Objective:
Copy every line of the data that contains the string "苍穹之下".

(Dataset records)

+--

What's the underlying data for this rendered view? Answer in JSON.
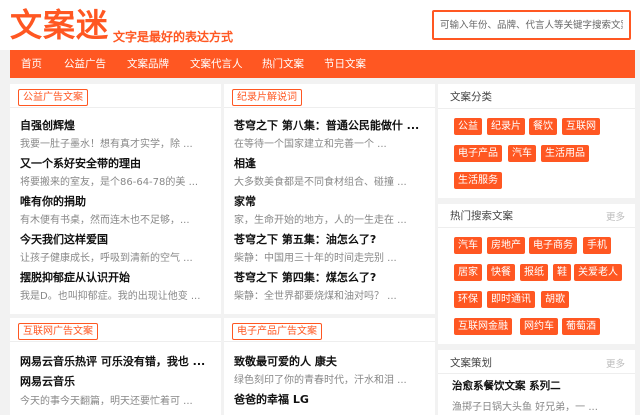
{
  "header": {
    "logo": "文案迷",
    "slogan": "文字是最好的表达方式",
    "search_placeholder": "可输入年份、品牌、代言人等关键字搜索文案"
  },
  "nav": [
    "首页",
    "公益广告",
    "文案品牌",
    "文案代言人",
    "热门文案",
    "节日文案"
  ],
  "sections": {
    "gongyi": {
      "tag": "公益广告文案",
      "items": [
        {
          "title": "自强创辉煌",
          "desc": "我要一肚子墨水！想有真才实学，除 ..."
        },
        {
          "title": "又一个系好安全带的理由",
          "desc": "将要搬来的室友，是个86-64-78的美 ..."
        },
        {
          "title": "唯有你的捐助",
          "desc": "有木便有书桌，然而连木也不足够，..."
        },
        {
          "title": "今天我们这样爱国",
          "desc": "让孩子健康成长，呼吸到清新的空气 ..."
        },
        {
          "title": "摆脱抑郁症从认识开始",
          "desc": "我是D。也叫抑郁症。我的出现让他变 ..."
        }
      ]
    },
    "jilupian": {
      "tag": "纪录片解说词",
      "items": [
        {
          "title": "苍穹之下 第八集：普通公民能做什 ...",
          "desc": "在等待一个国家建立和完善一个 ..."
        },
        {
          "title": "相逢",
          "desc": "大多数美食都是不同食材组合、碰撞 ..."
        },
        {
          "title": "家常",
          "desc": "家，生命开始的地方，人的一生走在 ..."
        },
        {
          "title": "苍穹之下 第五集：油怎么了?",
          "desc": "柴静：中国用三十年的时间走完别 ..."
        },
        {
          "title": "苍穹之下 第四集：煤怎么了?",
          "desc": "柴静：全世界都要烧煤和油对吗？ ..."
        }
      ]
    },
    "hulianwang": {
      "tag": "互联网广告文案",
      "items": [
        {
          "title": "网易云音乐热评 可乐没有错，我也 ... 网易云音乐",
          "desc": "今天的事今天翻篇，明天还要忙着可 ..."
        }
      ]
    },
    "dianzi": {
      "tag": "电子产品广告文案",
      "items": [
        {
          "title": "致敬最可爱的人 康夫",
          "desc": "绿色刻印了你的青春时代，汗水和泪 ..."
        },
        {
          "title": "爸爸的幸福 LG",
          "desc": ""
        }
      ]
    }
  },
  "sidebar": {
    "categories": {
      "title": "文案分类",
      "tags": [
        "公益",
        "纪录片",
        "餐饮",
        "互联网",
        "电子产品",
        "汽车",
        "生活用品",
        "生活服务"
      ]
    },
    "hot": {
      "title": "热门搜索文案",
      "more": "更多",
      "tags": [
        "汽车",
        "房地产",
        "电子商务",
        "手机",
        "居家",
        "快餐",
        "报纸",
        "鞋",
        "关爱老人",
        "环保",
        "即时通讯",
        "胡歌",
        "互联网金融",
        "网约车",
        "葡萄酒"
      ]
    },
    "cehua": {
      "title": "文案策划",
      "more": "更多",
      "item_title": "治愈系餐饮文案 系列二",
      "item_desc": "渔掷子日锅大头鱼 好兄弟，一 ..."
    }
  },
  "colors": {
    "accent": "#ff5722",
    "background": "#f2f2f2"
  }
}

+--

Task answer:
          "title": "苍穹之下 第八集：普通公民能做什 ...",
          "title": "苍穹之下 第五集：油怎么了?",
          "title": "苍穹之下 第四集：煤怎么了?",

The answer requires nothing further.